Find the lines with "city" in them and copy them out.

● **Records from a dataset**
◇ ◇ ◇ ◇

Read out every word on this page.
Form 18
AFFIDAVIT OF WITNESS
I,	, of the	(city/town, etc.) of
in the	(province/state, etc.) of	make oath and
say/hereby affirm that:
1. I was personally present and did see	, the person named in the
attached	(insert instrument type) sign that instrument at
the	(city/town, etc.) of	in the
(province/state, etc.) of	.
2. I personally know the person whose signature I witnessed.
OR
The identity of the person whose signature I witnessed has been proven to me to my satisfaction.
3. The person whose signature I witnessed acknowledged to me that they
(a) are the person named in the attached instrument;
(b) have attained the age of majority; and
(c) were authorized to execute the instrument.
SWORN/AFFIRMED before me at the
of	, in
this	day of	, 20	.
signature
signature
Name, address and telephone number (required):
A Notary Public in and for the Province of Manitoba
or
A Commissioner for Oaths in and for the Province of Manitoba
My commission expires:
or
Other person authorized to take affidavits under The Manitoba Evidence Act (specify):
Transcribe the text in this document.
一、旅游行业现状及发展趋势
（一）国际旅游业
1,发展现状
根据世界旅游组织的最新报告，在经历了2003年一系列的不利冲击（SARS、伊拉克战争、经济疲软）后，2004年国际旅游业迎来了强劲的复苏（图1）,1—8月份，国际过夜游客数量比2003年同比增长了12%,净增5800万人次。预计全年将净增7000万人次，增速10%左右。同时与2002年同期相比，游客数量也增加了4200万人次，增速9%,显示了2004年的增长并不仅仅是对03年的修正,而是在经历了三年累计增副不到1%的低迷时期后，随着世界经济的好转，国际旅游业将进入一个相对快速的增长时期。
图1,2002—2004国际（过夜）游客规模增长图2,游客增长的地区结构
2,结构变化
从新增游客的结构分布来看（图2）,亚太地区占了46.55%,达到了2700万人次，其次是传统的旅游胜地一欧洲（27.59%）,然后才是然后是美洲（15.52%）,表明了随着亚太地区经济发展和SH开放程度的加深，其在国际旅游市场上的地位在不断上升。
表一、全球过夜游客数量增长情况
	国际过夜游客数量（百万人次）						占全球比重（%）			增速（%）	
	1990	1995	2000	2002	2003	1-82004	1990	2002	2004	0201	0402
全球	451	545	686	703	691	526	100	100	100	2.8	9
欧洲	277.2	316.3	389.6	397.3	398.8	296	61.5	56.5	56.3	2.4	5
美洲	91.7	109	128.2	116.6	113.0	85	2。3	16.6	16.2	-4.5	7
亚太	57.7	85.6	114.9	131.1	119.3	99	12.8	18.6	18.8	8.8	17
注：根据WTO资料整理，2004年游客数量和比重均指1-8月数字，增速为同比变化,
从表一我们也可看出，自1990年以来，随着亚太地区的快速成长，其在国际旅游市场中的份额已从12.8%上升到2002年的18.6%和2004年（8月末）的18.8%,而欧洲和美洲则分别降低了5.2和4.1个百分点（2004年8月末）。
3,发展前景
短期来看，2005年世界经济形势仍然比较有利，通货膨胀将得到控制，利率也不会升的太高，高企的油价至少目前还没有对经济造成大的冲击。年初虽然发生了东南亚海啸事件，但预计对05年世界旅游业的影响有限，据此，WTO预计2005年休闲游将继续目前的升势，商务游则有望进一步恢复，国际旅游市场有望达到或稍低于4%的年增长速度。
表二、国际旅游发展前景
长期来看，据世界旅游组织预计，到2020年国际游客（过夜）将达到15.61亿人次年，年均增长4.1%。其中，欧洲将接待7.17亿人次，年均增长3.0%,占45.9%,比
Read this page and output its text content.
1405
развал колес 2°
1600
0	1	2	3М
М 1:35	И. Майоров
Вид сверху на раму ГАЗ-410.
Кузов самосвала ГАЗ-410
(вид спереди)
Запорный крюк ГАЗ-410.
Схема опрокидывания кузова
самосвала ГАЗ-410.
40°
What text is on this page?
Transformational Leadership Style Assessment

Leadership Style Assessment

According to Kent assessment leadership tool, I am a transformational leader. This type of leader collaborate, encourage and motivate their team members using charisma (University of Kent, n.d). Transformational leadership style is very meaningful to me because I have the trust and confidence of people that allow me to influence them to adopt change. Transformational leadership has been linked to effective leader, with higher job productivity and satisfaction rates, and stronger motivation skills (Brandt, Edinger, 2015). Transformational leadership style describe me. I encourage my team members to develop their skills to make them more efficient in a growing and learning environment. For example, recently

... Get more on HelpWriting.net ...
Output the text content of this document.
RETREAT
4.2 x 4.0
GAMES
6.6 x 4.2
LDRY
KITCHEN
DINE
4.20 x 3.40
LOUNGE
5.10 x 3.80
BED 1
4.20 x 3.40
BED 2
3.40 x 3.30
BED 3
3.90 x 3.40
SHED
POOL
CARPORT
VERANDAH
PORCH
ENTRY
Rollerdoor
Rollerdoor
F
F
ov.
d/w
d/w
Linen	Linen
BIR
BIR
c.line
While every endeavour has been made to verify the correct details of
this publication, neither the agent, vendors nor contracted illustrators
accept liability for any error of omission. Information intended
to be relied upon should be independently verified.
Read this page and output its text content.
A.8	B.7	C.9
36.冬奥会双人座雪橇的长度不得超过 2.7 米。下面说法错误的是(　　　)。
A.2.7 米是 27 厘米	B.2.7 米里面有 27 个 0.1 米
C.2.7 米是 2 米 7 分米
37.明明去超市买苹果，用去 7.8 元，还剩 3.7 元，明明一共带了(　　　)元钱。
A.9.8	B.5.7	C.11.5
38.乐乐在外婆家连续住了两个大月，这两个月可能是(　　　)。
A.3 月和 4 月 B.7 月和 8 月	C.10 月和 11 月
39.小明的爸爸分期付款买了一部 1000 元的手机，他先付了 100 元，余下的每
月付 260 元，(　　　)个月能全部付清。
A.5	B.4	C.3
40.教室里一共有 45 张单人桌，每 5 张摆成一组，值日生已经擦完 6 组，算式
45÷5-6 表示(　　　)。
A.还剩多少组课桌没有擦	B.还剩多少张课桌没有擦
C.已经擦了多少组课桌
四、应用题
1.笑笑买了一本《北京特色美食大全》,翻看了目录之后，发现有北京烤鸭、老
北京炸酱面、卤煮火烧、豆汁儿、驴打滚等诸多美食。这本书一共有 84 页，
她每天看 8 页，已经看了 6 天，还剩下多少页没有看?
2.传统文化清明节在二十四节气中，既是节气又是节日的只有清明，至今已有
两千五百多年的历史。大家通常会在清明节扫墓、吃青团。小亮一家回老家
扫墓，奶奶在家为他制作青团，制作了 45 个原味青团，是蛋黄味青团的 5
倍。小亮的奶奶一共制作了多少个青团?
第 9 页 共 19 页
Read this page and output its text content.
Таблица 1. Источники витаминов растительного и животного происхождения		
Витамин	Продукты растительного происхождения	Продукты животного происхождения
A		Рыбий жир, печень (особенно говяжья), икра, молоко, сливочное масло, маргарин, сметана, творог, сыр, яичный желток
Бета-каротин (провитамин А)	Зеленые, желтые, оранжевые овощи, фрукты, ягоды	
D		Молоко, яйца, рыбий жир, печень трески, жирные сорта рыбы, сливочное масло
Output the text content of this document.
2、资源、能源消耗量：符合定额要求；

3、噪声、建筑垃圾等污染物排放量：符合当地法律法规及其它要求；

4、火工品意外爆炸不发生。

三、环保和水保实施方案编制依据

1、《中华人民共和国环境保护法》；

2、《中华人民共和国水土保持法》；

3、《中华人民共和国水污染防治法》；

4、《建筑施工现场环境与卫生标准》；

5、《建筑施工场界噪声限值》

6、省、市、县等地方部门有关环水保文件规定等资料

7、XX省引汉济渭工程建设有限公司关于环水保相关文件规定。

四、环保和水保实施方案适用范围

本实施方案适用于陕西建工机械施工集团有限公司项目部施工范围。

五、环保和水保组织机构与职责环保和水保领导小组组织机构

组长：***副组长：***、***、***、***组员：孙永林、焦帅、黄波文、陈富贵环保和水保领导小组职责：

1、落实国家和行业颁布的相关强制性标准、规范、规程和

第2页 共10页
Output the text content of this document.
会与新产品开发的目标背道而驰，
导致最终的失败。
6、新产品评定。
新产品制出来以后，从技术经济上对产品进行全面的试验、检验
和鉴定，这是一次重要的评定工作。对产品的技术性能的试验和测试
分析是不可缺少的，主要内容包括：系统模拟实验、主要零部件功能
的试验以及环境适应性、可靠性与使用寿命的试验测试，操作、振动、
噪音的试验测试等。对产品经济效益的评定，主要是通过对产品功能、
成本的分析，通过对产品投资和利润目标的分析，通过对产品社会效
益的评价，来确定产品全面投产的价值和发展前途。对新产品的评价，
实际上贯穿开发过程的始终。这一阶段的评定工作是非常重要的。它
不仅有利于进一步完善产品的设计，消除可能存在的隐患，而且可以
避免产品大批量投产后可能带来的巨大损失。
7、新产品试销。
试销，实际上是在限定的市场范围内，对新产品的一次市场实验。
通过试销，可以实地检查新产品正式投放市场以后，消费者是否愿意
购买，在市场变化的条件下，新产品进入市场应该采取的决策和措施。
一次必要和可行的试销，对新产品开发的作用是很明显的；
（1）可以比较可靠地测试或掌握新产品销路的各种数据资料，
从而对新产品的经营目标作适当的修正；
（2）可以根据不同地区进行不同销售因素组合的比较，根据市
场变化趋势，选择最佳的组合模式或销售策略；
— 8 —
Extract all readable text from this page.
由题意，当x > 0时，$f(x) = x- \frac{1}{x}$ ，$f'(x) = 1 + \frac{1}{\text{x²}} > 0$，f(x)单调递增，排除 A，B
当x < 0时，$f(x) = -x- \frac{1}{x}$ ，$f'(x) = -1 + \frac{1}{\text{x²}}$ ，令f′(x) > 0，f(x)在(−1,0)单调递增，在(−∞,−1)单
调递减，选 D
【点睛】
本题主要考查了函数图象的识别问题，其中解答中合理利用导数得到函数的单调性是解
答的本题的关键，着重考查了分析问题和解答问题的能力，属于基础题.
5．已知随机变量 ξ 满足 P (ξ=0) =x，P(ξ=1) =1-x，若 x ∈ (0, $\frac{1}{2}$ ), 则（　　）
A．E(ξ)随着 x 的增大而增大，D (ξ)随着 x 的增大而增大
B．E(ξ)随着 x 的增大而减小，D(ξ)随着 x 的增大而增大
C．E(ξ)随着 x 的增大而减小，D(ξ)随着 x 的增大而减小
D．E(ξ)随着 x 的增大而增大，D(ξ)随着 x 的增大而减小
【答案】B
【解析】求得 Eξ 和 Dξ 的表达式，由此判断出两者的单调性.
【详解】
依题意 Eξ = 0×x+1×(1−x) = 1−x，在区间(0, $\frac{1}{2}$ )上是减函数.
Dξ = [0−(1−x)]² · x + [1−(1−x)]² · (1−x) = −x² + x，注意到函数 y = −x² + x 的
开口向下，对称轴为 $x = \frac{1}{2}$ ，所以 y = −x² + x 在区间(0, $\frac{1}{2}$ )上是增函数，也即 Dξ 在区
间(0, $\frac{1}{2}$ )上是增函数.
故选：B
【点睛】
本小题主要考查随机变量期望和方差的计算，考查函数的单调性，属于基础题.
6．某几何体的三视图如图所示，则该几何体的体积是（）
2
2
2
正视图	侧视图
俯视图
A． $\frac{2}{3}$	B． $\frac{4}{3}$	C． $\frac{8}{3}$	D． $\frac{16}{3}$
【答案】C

◇ ◇ ◇ ◇

● **Output**
I,	, of the	(city/town, etc.) of
the	(city/town, etc.) of	in the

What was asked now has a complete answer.